>> START DATASET ROWS
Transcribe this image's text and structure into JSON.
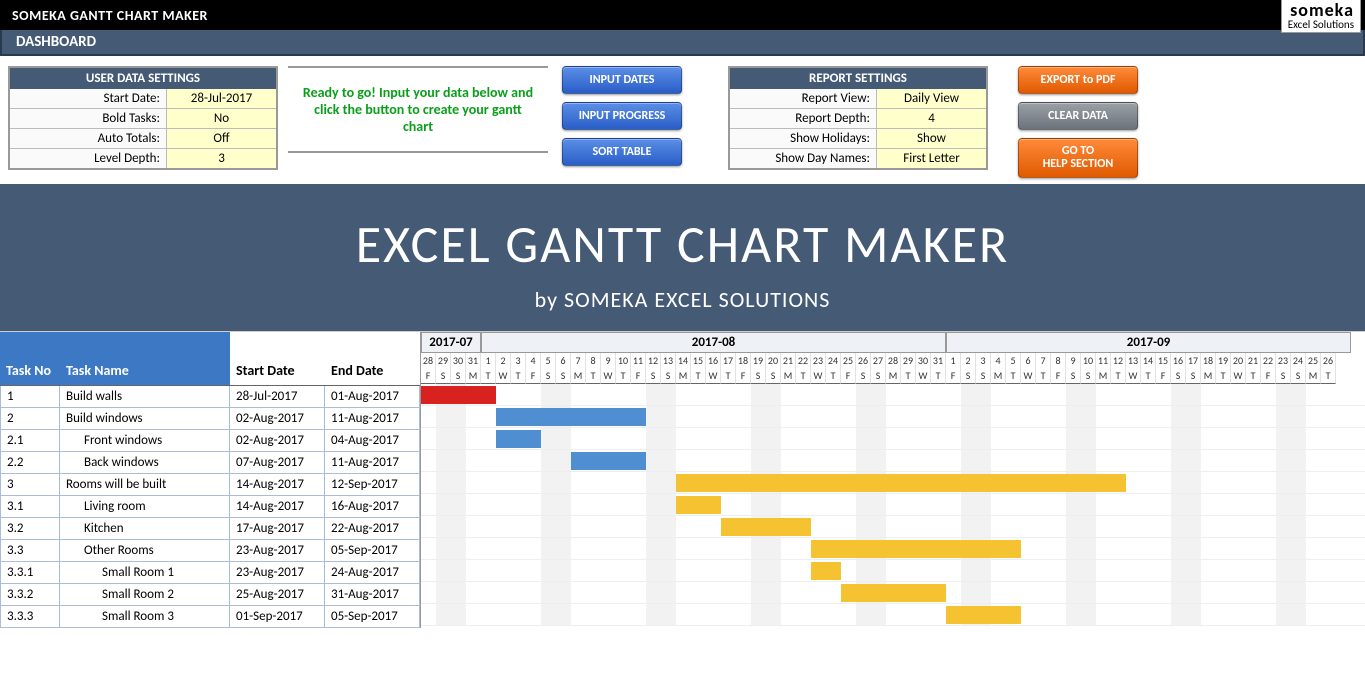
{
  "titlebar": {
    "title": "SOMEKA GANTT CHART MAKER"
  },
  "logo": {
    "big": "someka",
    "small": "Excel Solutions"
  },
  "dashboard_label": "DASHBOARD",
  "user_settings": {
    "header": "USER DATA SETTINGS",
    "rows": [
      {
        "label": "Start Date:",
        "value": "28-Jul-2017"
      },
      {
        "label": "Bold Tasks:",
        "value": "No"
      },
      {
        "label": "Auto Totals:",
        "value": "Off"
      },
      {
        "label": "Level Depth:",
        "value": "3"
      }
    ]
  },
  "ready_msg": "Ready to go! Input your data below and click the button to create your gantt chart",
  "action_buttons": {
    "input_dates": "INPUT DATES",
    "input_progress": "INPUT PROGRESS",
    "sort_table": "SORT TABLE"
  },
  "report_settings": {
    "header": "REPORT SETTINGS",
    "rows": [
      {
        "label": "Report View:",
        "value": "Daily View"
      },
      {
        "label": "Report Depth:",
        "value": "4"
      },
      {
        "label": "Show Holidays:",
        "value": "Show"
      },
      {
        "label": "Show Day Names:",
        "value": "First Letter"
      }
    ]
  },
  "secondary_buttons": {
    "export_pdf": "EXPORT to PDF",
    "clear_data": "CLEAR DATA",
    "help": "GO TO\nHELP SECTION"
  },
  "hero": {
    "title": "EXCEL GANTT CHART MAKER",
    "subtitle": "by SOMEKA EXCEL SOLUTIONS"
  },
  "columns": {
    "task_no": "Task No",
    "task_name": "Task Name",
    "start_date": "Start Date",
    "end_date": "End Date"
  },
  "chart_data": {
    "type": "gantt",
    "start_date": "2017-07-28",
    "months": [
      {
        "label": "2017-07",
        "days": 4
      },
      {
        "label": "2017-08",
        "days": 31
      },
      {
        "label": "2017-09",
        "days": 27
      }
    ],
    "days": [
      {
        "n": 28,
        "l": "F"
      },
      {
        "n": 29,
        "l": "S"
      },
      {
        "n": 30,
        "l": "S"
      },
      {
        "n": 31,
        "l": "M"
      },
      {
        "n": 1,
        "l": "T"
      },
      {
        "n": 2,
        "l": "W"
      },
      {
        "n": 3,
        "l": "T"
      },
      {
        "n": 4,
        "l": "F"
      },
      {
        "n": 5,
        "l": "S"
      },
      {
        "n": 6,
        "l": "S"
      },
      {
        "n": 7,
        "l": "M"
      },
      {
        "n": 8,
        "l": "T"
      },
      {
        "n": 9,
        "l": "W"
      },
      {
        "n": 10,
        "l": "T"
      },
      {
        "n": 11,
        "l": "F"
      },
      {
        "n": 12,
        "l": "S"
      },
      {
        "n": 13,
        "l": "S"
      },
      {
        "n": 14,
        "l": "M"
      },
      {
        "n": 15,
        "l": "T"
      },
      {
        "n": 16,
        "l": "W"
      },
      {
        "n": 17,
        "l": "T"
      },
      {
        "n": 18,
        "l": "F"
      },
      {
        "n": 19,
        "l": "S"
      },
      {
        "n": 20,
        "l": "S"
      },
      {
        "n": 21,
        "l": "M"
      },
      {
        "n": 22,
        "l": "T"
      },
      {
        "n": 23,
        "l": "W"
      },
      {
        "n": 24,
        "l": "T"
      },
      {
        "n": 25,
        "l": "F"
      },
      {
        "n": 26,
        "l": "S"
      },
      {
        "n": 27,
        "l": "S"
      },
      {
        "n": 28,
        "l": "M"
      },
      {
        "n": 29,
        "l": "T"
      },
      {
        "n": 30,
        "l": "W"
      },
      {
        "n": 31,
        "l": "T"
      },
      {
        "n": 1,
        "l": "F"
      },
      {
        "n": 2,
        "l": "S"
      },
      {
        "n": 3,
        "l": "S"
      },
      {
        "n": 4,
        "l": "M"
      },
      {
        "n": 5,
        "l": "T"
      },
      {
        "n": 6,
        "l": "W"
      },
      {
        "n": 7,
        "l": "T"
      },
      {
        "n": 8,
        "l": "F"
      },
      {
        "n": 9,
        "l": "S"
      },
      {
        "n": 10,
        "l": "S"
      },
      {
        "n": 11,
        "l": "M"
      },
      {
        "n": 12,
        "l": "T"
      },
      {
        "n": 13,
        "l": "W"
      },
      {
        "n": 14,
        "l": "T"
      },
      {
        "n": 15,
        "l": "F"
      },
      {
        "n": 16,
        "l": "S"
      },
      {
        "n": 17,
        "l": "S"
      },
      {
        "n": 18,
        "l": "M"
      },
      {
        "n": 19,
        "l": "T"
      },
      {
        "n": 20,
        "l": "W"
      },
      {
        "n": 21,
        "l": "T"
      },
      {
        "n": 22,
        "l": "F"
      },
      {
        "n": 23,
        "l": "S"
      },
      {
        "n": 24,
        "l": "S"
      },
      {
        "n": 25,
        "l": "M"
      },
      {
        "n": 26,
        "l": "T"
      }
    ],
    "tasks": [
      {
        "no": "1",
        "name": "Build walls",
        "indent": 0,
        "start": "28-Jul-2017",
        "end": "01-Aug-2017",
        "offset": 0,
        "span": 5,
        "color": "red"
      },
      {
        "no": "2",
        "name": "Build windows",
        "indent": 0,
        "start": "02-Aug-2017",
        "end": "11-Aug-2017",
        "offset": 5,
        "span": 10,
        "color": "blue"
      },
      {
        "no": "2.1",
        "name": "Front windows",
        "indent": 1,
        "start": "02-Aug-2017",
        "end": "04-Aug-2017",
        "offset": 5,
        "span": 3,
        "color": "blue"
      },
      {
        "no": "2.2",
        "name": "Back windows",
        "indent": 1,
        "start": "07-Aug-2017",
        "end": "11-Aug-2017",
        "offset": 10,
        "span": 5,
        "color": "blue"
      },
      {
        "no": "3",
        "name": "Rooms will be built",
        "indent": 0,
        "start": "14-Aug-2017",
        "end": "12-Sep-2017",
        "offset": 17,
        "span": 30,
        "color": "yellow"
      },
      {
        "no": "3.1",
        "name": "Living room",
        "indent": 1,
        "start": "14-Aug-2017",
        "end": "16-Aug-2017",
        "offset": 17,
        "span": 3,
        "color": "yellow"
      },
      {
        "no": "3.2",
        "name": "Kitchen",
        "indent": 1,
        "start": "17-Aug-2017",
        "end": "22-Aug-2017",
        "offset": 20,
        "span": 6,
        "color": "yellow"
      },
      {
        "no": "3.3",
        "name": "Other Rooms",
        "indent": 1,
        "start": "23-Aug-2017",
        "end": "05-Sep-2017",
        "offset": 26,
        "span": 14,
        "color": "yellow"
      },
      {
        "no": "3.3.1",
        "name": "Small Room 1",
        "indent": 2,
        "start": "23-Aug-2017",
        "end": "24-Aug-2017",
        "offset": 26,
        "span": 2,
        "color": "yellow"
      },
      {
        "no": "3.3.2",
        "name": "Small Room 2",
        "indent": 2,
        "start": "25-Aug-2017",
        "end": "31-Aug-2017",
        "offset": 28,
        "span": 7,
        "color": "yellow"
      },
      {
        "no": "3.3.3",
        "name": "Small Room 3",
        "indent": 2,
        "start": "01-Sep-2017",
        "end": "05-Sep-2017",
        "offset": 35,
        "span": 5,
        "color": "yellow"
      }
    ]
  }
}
>> END DATASET ROWS
>> START DATASET ROWS
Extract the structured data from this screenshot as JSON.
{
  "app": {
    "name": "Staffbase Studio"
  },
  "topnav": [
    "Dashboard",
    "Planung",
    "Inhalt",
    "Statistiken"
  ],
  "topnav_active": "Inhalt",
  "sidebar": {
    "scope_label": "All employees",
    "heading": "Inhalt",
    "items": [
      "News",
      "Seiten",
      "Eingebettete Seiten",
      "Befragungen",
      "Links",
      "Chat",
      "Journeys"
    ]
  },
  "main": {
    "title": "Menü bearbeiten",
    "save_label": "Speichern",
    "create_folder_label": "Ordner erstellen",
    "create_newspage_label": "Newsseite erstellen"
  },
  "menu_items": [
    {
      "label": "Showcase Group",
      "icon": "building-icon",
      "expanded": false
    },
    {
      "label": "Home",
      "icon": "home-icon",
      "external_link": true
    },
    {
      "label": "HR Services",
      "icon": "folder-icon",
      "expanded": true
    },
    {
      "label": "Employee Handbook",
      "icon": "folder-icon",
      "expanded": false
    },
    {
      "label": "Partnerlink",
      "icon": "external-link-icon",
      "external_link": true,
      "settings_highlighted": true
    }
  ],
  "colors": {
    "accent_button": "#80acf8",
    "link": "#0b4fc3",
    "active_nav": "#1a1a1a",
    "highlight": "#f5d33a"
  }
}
>> END DATASET ROWS
◆ INSTRUCTION ◆
Only lines with the word "JSON" are wanted, so copy each one from the records.

◆ COMPLETE ANSWER ◆
Transcribe this image's text and structure into JSON.
Extract the structured data from this screenshot as JSON.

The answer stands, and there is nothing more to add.